• _Task to carry out_: Can you retype the stretch from the line that contains "node-selecdevice[interactable]: SelecDevice —" through the line that contains "node-label: PreInteractionSimple —", keeping every character unchanged?

• _Records_:
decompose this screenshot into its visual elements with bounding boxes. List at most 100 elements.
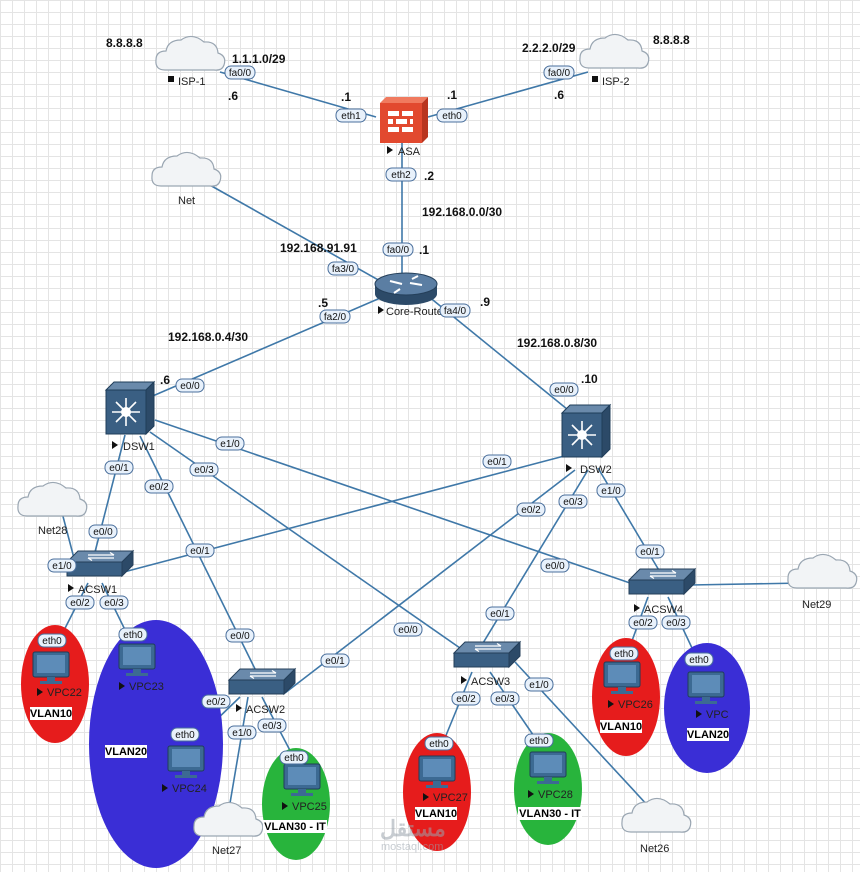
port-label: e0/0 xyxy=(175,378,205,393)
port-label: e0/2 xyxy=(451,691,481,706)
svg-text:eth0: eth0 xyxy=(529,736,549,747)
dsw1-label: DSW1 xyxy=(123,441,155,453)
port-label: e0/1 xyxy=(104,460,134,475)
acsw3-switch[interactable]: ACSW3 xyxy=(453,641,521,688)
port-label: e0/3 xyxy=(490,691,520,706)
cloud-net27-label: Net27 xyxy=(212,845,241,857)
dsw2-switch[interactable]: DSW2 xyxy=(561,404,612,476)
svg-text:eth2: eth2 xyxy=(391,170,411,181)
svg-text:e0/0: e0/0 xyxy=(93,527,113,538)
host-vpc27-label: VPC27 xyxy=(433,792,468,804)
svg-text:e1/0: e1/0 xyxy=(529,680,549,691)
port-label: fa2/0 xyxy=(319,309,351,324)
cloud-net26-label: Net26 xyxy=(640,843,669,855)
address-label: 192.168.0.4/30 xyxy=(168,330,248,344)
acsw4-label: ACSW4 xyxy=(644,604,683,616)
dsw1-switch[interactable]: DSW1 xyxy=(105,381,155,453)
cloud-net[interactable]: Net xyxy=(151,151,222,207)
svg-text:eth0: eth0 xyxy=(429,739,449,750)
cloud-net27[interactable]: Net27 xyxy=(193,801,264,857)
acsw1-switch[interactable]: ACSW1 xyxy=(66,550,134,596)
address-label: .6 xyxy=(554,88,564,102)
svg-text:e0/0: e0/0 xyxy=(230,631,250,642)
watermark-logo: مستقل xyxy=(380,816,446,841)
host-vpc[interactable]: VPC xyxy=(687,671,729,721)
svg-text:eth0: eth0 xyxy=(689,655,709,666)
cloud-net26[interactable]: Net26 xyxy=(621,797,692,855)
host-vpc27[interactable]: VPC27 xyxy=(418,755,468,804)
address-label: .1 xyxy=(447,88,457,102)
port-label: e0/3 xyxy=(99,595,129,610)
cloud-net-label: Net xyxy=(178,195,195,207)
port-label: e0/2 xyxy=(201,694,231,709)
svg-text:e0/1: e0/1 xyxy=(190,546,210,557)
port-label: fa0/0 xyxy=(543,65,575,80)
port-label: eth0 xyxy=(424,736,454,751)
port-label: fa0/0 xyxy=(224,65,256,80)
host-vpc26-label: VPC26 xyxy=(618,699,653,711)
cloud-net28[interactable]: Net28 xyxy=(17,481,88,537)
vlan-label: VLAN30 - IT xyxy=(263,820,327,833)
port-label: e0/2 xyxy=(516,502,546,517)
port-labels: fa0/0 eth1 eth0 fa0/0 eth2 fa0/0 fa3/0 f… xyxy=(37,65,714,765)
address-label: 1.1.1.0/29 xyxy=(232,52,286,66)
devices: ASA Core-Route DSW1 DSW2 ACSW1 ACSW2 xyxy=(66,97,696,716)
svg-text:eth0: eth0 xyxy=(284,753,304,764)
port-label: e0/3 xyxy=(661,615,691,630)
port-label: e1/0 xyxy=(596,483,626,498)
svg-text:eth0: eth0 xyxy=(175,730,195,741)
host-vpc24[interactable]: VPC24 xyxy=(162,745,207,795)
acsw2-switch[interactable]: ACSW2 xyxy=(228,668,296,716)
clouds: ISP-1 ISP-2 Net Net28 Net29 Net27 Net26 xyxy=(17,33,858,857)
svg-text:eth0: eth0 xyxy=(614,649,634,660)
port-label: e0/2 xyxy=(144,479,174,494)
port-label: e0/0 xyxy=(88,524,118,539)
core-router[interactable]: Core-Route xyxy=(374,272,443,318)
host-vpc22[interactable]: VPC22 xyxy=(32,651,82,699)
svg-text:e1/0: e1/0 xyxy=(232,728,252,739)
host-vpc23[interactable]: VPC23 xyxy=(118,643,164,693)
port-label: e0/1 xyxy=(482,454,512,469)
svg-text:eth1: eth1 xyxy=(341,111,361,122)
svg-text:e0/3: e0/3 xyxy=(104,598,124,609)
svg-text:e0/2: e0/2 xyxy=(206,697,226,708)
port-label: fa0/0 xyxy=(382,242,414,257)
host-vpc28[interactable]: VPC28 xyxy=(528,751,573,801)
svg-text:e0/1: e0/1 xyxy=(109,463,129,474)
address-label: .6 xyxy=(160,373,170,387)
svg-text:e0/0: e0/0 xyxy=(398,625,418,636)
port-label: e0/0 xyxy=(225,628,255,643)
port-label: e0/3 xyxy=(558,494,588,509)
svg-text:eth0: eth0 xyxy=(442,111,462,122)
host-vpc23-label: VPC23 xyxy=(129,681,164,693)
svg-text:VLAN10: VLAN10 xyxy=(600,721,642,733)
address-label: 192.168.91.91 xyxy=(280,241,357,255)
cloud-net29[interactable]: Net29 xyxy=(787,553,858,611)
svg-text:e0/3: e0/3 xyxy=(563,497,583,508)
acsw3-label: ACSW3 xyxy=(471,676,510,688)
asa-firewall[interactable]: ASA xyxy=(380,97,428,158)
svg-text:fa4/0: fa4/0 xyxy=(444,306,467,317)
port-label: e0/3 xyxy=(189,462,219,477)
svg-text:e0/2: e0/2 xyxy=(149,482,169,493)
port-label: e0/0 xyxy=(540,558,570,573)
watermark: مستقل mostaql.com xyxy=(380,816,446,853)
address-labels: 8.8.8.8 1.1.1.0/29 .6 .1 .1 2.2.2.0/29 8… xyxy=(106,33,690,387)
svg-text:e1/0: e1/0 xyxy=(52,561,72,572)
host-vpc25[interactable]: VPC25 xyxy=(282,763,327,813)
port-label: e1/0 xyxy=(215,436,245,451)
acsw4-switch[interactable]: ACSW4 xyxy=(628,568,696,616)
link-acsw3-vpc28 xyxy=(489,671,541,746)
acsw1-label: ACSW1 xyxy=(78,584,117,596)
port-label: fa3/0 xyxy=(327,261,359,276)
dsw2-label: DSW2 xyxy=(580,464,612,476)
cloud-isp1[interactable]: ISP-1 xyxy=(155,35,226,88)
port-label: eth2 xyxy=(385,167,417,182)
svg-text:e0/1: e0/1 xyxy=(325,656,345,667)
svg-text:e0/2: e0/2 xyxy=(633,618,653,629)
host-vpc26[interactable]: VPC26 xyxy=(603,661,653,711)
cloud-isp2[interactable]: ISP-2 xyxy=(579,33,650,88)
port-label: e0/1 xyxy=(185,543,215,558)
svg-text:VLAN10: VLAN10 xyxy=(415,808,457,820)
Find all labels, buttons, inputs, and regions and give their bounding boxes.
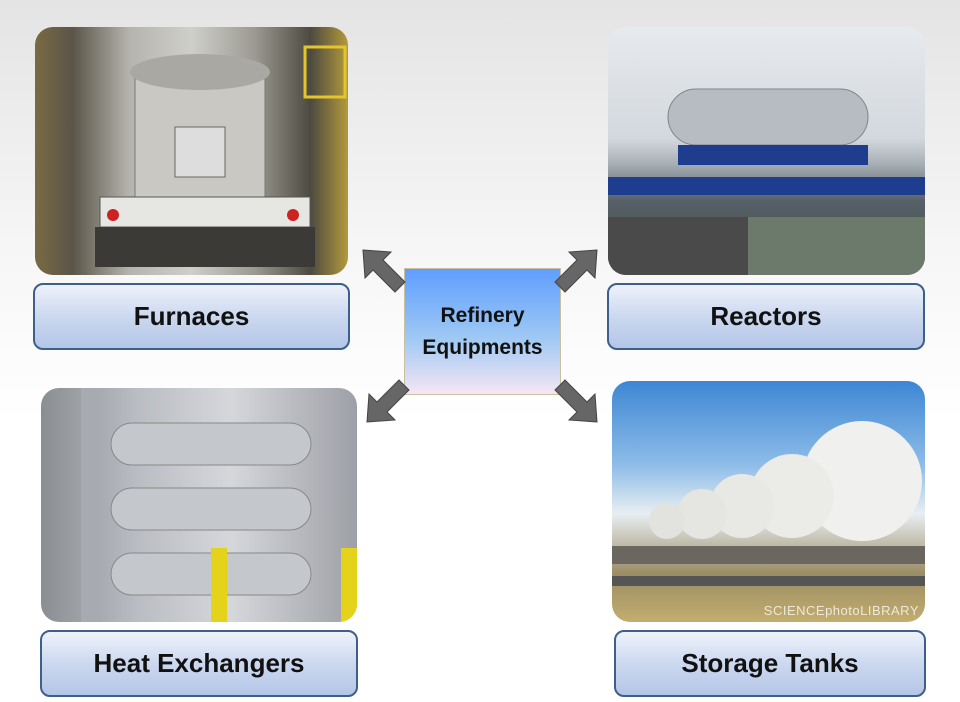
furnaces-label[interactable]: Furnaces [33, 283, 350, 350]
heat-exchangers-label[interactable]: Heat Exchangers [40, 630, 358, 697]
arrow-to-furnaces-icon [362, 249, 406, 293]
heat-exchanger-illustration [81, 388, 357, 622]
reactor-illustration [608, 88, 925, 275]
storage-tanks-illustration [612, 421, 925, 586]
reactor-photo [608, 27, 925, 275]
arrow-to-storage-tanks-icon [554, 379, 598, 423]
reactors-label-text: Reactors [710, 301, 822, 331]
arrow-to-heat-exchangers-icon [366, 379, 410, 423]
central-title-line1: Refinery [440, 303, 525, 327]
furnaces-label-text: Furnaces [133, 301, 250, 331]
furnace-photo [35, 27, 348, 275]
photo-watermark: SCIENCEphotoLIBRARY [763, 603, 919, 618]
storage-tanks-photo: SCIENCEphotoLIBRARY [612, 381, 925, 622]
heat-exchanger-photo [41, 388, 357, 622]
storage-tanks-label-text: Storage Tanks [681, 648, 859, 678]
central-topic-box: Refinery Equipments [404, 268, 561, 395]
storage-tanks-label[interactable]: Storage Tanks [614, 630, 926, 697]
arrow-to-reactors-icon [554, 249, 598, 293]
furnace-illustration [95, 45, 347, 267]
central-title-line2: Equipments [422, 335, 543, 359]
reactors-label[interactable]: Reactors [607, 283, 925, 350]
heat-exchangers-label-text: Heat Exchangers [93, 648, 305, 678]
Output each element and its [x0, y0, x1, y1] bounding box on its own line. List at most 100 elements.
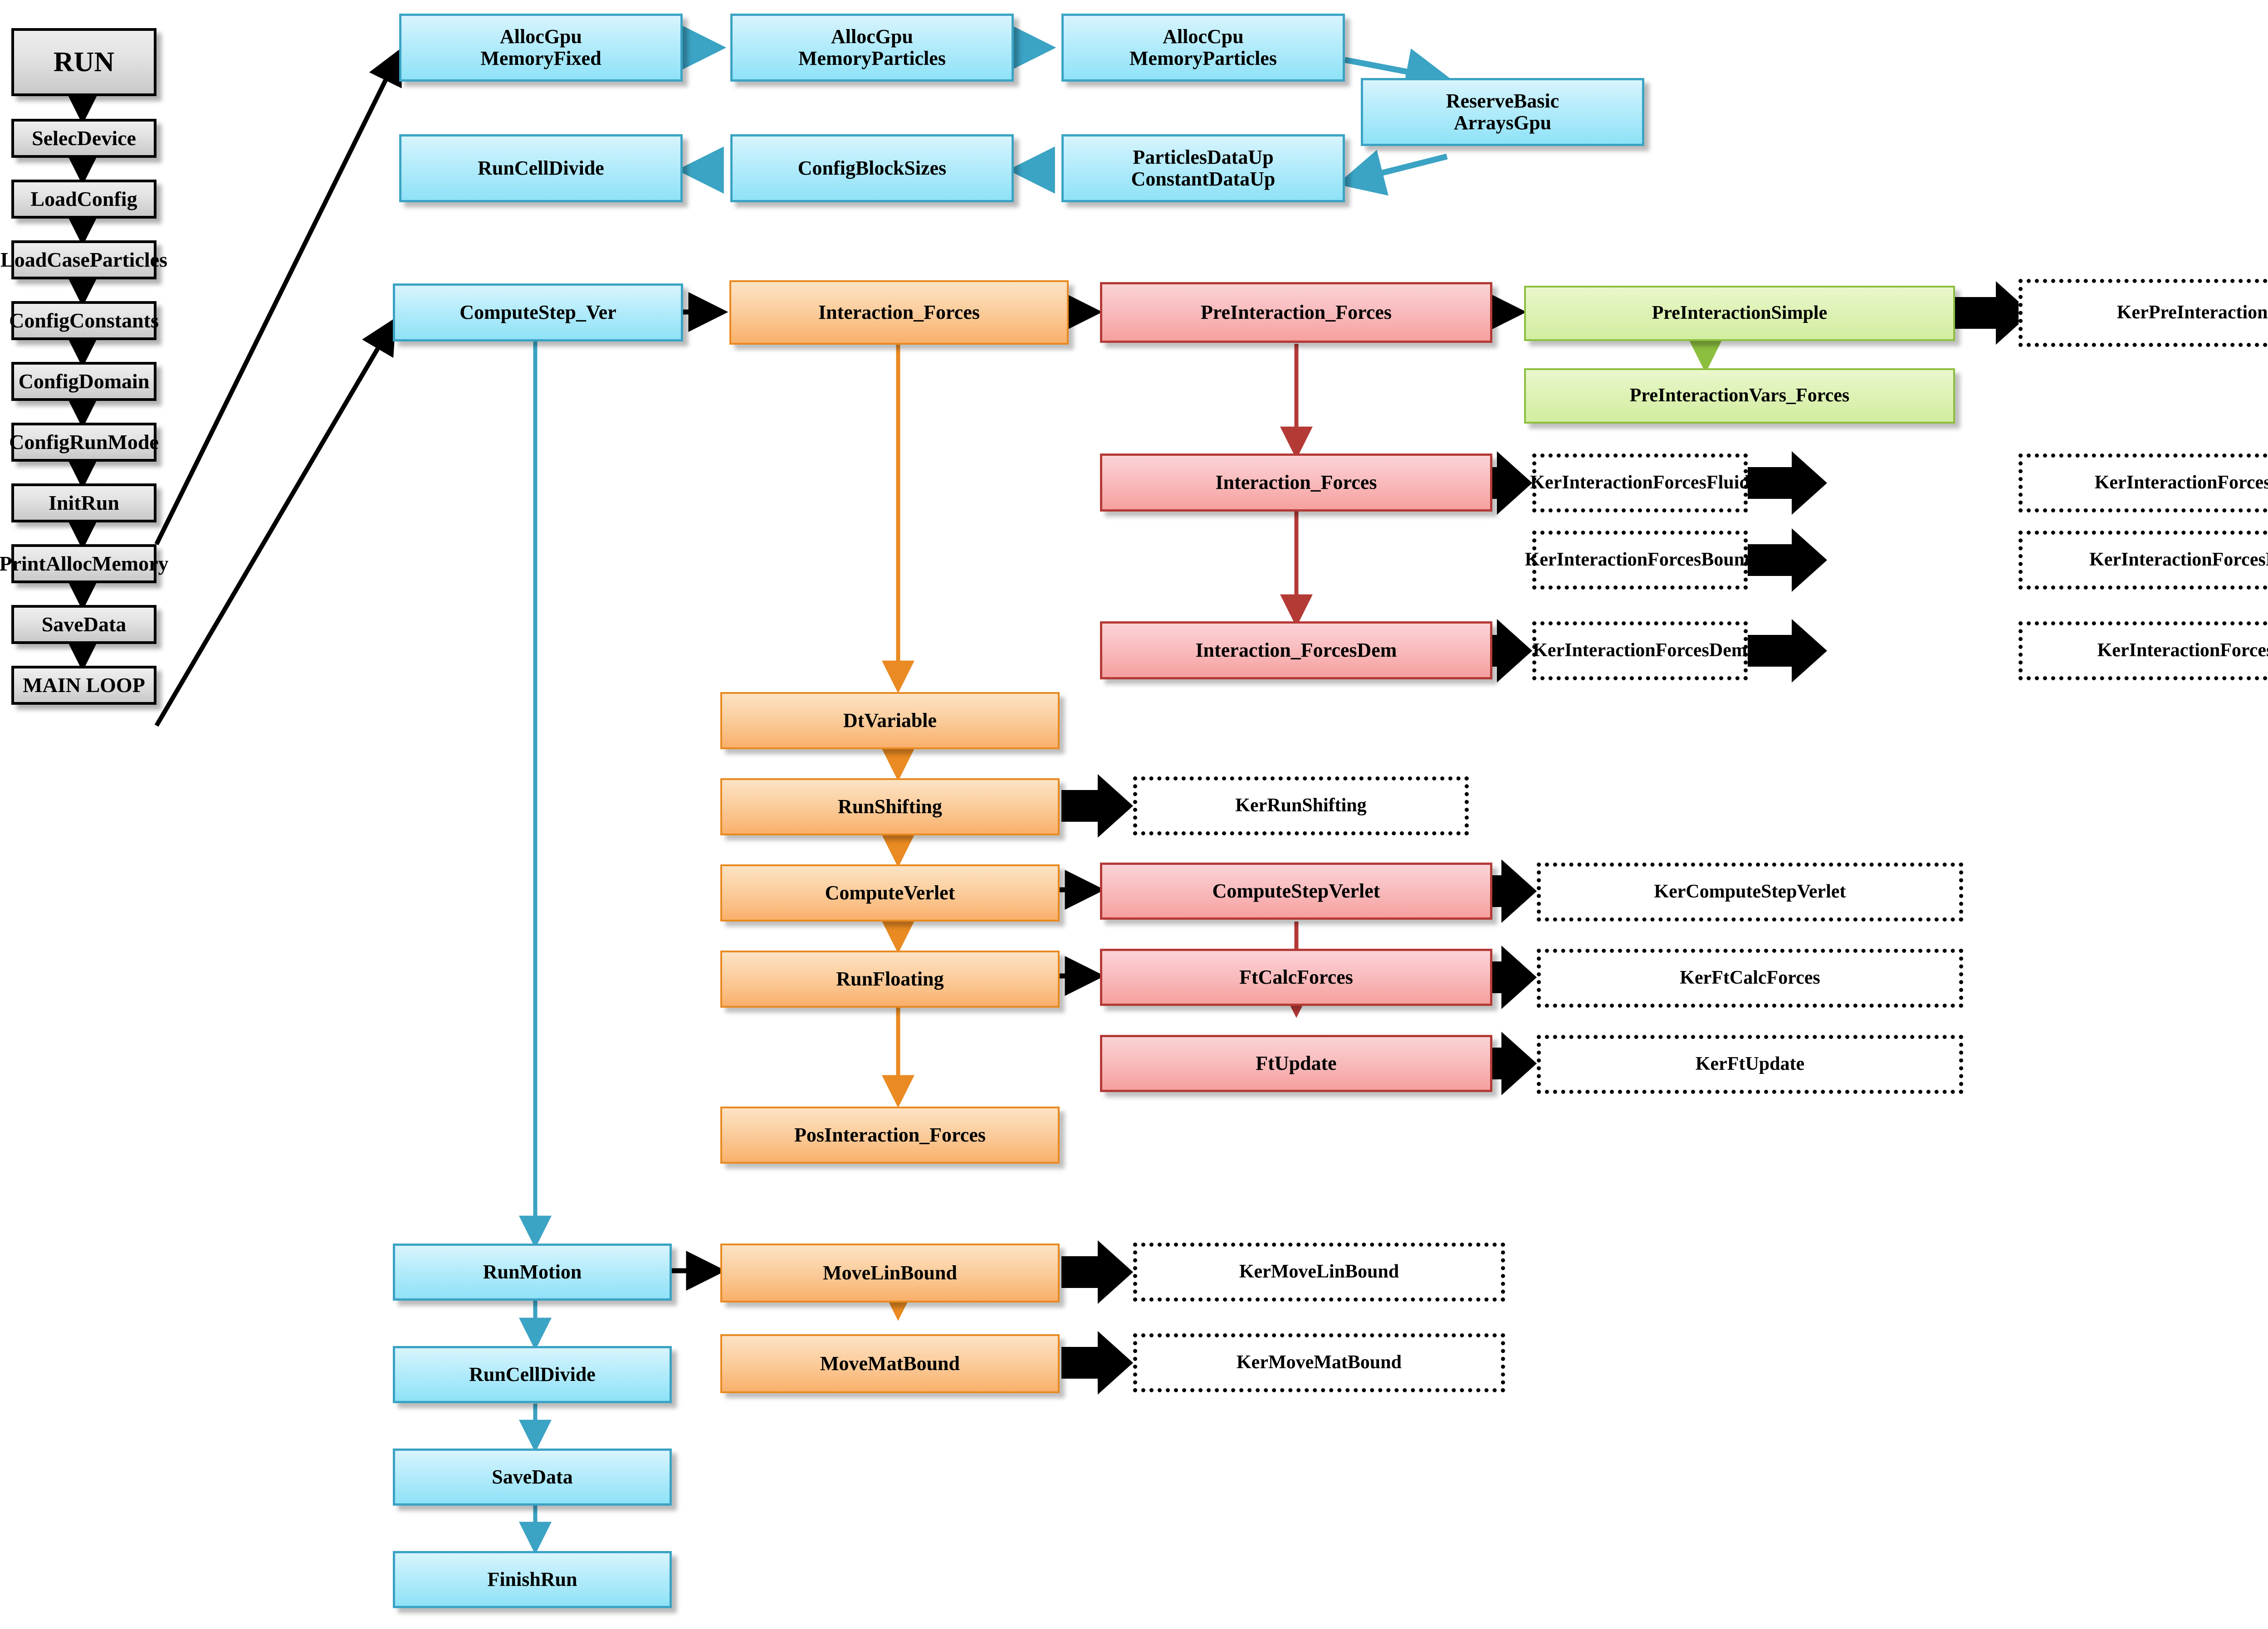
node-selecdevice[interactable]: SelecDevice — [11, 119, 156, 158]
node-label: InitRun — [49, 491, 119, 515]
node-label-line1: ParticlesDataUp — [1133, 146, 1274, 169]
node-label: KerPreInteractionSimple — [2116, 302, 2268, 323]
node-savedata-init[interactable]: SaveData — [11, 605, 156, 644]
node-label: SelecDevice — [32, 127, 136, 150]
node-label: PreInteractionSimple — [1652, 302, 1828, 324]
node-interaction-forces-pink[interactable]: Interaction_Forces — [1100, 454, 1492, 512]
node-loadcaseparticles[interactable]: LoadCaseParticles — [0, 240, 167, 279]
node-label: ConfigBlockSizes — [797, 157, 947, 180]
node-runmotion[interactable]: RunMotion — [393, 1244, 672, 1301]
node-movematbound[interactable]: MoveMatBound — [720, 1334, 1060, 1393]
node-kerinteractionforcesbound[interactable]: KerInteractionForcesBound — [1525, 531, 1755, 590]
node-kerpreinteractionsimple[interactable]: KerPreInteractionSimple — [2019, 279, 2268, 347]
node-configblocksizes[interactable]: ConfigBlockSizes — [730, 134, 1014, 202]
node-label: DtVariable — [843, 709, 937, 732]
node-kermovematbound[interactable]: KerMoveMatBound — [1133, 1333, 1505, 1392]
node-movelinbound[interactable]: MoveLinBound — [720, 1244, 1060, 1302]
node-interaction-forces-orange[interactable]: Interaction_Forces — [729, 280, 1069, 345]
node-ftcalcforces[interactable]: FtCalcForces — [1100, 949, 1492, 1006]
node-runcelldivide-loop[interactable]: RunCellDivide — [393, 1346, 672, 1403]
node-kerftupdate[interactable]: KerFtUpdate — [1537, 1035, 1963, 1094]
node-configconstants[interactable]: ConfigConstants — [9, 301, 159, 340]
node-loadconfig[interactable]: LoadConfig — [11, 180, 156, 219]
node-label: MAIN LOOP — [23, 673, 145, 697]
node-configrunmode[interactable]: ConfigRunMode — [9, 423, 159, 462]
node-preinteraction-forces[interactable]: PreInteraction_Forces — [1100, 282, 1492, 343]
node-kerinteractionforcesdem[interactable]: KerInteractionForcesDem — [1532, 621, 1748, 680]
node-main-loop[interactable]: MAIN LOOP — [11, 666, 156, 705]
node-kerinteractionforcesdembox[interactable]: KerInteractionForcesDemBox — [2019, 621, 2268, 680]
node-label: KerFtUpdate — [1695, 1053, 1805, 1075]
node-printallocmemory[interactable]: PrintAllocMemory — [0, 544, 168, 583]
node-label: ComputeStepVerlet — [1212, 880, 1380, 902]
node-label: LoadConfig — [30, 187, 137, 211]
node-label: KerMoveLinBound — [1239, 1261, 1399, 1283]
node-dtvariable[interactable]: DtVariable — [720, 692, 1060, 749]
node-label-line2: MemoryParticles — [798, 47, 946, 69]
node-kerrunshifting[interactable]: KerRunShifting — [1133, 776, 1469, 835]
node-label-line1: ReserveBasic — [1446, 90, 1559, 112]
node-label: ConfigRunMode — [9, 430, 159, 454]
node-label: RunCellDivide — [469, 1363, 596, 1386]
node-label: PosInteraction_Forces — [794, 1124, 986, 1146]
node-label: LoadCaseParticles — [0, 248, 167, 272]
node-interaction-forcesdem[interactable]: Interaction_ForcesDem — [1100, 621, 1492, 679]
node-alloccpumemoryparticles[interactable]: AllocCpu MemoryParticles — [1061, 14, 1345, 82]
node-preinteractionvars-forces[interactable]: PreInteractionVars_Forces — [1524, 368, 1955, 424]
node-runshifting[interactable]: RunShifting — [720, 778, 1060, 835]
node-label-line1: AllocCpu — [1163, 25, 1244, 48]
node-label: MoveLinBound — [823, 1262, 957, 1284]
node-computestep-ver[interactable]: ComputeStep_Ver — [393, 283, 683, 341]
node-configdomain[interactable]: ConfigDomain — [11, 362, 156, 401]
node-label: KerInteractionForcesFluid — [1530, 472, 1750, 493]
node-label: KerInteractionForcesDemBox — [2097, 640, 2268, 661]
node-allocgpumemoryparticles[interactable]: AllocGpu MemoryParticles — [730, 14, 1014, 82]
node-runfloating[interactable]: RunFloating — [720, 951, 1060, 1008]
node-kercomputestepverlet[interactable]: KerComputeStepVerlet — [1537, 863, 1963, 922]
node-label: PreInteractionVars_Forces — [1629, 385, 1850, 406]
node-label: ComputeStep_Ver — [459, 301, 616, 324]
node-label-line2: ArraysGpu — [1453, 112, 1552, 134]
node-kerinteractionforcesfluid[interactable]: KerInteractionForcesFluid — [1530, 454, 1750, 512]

• _Result for this exercise_:
node-selecdevice[interactable]: SelecDevice — [11, 119, 156, 158]
node-label: InitRun — [49, 491, 119, 515]
node-label-line1: ParticlesDataUp — [1133, 146, 1274, 169]
node-label: KerPreInteractionSimple — [2116, 302, 2268, 323]
node-savedata-init[interactable]: SaveData — [11, 605, 156, 644]
node-label: SelecDevice — [32, 127, 136, 150]
node-label: PreInteractionSimple — [1652, 302, 1828, 324]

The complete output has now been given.